## Record excerpts
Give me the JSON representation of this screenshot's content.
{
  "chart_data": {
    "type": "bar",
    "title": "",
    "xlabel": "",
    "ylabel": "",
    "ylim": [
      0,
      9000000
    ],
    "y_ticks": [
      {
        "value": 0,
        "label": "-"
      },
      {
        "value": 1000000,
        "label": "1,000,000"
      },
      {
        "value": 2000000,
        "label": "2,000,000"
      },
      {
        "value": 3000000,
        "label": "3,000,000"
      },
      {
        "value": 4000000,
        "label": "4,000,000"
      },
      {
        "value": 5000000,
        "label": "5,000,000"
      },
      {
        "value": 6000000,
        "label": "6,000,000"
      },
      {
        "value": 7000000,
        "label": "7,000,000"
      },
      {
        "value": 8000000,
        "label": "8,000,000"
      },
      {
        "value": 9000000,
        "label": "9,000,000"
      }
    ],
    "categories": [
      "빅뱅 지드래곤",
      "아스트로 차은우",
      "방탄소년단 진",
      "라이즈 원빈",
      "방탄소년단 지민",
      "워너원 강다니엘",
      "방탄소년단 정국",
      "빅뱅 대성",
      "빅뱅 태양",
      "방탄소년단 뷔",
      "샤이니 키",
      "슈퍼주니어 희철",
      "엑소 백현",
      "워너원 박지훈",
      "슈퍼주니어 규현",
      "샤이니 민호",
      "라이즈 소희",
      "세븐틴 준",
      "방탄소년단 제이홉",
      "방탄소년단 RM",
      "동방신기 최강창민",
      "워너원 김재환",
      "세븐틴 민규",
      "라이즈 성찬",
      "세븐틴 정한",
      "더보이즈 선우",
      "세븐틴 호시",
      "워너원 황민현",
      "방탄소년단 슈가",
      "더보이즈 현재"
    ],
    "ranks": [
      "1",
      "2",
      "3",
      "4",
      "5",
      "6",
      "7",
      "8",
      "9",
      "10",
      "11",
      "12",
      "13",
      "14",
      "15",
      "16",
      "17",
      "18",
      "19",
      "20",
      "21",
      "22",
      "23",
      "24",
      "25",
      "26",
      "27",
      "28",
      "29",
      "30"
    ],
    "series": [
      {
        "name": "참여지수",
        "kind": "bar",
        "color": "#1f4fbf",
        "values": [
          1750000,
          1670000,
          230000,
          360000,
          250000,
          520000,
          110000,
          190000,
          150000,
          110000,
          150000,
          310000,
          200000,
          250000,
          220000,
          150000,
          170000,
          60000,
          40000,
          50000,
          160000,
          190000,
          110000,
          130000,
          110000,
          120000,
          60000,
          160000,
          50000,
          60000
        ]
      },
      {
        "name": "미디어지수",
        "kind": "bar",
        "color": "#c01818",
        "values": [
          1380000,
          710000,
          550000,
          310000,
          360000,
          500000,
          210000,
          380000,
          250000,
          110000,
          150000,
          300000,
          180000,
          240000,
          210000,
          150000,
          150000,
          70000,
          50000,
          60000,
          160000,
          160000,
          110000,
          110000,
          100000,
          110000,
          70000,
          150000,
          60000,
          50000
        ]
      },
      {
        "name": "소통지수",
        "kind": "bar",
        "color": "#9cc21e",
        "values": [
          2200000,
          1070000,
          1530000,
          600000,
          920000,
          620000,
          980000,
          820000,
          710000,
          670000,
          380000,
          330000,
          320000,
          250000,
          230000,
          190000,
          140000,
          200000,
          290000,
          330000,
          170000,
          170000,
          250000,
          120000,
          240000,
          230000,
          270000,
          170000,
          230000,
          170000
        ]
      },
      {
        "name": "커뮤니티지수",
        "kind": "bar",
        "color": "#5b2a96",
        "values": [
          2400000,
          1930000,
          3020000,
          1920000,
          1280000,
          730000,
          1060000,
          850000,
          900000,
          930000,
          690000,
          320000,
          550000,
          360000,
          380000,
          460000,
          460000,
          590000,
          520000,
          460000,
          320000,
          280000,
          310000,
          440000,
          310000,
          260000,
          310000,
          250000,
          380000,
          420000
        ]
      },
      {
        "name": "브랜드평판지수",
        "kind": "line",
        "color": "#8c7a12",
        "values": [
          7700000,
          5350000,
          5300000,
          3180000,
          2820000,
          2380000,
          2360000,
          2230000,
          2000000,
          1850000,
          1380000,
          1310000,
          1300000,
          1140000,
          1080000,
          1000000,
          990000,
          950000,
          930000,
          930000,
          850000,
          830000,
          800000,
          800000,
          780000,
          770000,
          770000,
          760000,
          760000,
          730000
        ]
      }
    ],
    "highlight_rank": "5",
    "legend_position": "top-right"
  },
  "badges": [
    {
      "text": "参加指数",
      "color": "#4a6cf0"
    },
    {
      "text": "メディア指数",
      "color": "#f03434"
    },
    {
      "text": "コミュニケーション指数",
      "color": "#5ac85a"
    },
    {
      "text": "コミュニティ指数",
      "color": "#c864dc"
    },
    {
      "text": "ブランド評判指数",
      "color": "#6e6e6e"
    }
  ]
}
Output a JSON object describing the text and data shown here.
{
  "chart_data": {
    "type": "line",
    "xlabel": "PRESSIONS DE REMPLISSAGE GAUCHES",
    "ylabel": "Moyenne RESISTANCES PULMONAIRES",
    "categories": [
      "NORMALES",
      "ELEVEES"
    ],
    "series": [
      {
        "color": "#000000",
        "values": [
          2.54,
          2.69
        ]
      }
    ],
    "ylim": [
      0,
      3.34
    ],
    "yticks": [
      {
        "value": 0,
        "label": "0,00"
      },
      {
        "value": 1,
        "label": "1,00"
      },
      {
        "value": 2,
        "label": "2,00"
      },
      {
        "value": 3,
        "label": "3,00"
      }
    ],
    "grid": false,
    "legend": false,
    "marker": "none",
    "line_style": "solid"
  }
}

## Problem requirements
Return all the data exactly as given.

## In response
Give me the JSON representation of this screenshot's content.
{
  "chart_data": {
    "type": "bar",
    "title": "",
    "xlabel": "",
    "ylabel": "",
    "ylim": [
      0,
      9000000
    ],
    "y_ticks": [
      {
        "value": 0,
        "label": "-"
      },
      {
        "value": 1000000,
        "label": "1,000,000"
      },
      {
        "value": 2000000,
        "label": "2,000,000"
      },
      {
        "value": 3000000,
        "label": "3,000,000"
      },
      {
        "value": 4000000,
        "label": "4,000,000"
      },
      {
        "value": 5000000,
        "label": "5,000,000"
      },
      {
        "value": 6000000,
        "label": "6,000,000"
      },
      {
        "value": 7000000,
        "label": "7,000,000"
      },
      {
        "value": 8000000,
        "label": "8,000,000"
      },
      {
        "value": 9000000,
        "label": "9,000,000"
      }
    ],
    "categories": [
      "빅뱅 지드래곤",
      "아스트로 차은우",
      "방탄소년단 진",
      "라이즈 원빈",
      "방탄소년단 지민",
      "워너원 강다니엘",
      "방탄소년단 정국",
      "빅뱅 대성",
      "빅뱅 태양",
      "방탄소년단 뷔",
      "샤이니 키",
      "슈퍼주니어 희철",
      "엑소 백현",
      "워너원 박지훈",
      "슈퍼주니어 규현",
      "샤이니 민호",
      "라이즈 소희",
      "세븐틴 준",
      "방탄소년단 제이홉",
      "방탄소년단 RM",
      "동방신기 최강창민",
      "워너원 김재환",
      "세븐틴 민규",
      "라이즈 성찬",
      "세븐틴 정한",
      "더보이즈 선우",
      "세븐틴 호시",
      "워너원 황민현",
      "방탄소년단 슈가",
      "더보이즈 현재"
    ],
    "ranks": [
      "1",
      "2",
      "3",
      "4",
      "5",
      "6",
      "7",
      "8",
      "9",
      "10",
      "11",
      "12",
      "13",
      "14",
      "15",
      "16",
      "17",
      "18",
      "19",
      "20",
      "21",
      "22",
      "23",
      "24",
      "25",
      "26",
      "27",
      "28",
      "29",
      "30"
    ],
    "series": [
      {
        "name": "참여지수",
        "kind": "bar",
        "color": "#1f4fbf",
        "values": [
          1750000,
          1670000,
          230000,
          360000,
          250000,
          520000,
          110000,
          190000,
          150000,
          110000,
          150000,
          310000,
          200000,
          250000,
          220000,
          150000,
          170000,
          60000,
          40000,
          50000,
          160000,
          190000,
          110000,
          130000,
          110000,
          120000,
          60000,
          160000,
          50000,
          60000
        ]
      },
      {
        "name": "미디어지수",
        "kind": "bar",
        "color": "#c01818",
        "values": [
          1380000,
          710000,
          550000,
          310000,
          360000,
          500000,
          210000,
          380000,
          250000,
          110000,
          150000,
          300000,
          180000,
          240000,
          210000,
          150000,
          150000,
          70000,
          50000,
          60000,
          160000,
          160000,
          110000,
          110000,
          100000,
          110000,
          70000,
          150000,
          60000,
          50000
        ]
      },
      {
        "name": "소통지수",
        "kind": "bar",
        "color": "#9cc21e",
        "values": [
          2200000,
          1070000,
          1530000,
          600000,
          920000,
          620000,
          980000,
          820000,
          710000,
          670000,
          380000,
          330000,
          320000,
          250000,
          230000,
          190000,
          140000,
          200000,
          290000,
          330000,
          170000,
          170000,
          250000,
          120000,
          240000,
          230000,
          270000,
          170000,
          230000,
          170000
        ]
      },
      {
        "name": "커뮤니티지수",
        "kind": "bar",
        "color": "#5b2a96",
        "values": [
          2400000,
          1930000,
          3020000,
          1920000,
          1280000,
          730000,
          1060000,
          850000,
          900000,
          930000,
          690000,
          320000,
          550000,
          360000,
          380000,
          460000,
          460000,
          590000,
          520000,
          460000,
          320000,
          280000,
          310000,
          440000,
          310000,
          260000,
          310000,
          250000,
          380000,
          420000
        ]
      },
      {
        "name": "브랜드평판지수",
        "kind": "line",
        "color": "#8c7a12",
        "values": [
          7700000,
          5350000,
          5300000,
          3180000,
          2820000,
          2380000,
          2360000,
          2230000,
          2000000,
          1850000,
          1380000,
          1310000,
          1300000,
          1140000,
          1080000,
          1000000,
          990000,
          950000,
          930000,
          930000,
          850000,
          830000,
          800000,
          800000,
          780000,
          770000,
          770000,
          760000,
          760000,
          730000
        ]
      }
    ],
    "highlight_rank": "5",
    "legend_position": "top-right"
  },
  "badges": [
    {
      "text": "参加指数",
      "color": "#4a6cf0"
    },
    {
      "text": "メディア指数",
      "color": "#f03434"
    },
    {
      "text": "コミュニケーション指数",
      "color": "#5ac85a"
    },
    {
      "text": "コミュニティ指数",
      "color": "#c864dc"
    },
    {
      "text": "ブランド評判指数",
      "color": "#6e6e6e"
    }
  ]
}
Output a JSON object describing the text and data shown here.
{
  "chart_data": {
    "type": "line",
    "xlabel": "PRESSIONS DE REMPLISSAGE GAUCHES",
    "ylabel": "Moyenne RESISTANCES PULMONAIRES",
    "categories": [
      "NORMALES",
      "ELEVEES"
    ],
    "series": [
      {
        "color": "#000000",
        "values": [
          2.54,
          2.69
        ]
      }
    ],
    "ylim": [
      0,
      3.34
    ],
    "yticks": [
      {
        "value": 0,
        "label": "0,00"
      },
      {
        "value": 1,
        "label": "1,00"
      },
      {
        "value": 2,
        "label": "2,00"
      },
      {
        "value": 3,
        "label": "3,00"
      }
    ],
    "grid": false,
    "legend": false,
    "marker": "none",
    "line_style": "solid"
  }
}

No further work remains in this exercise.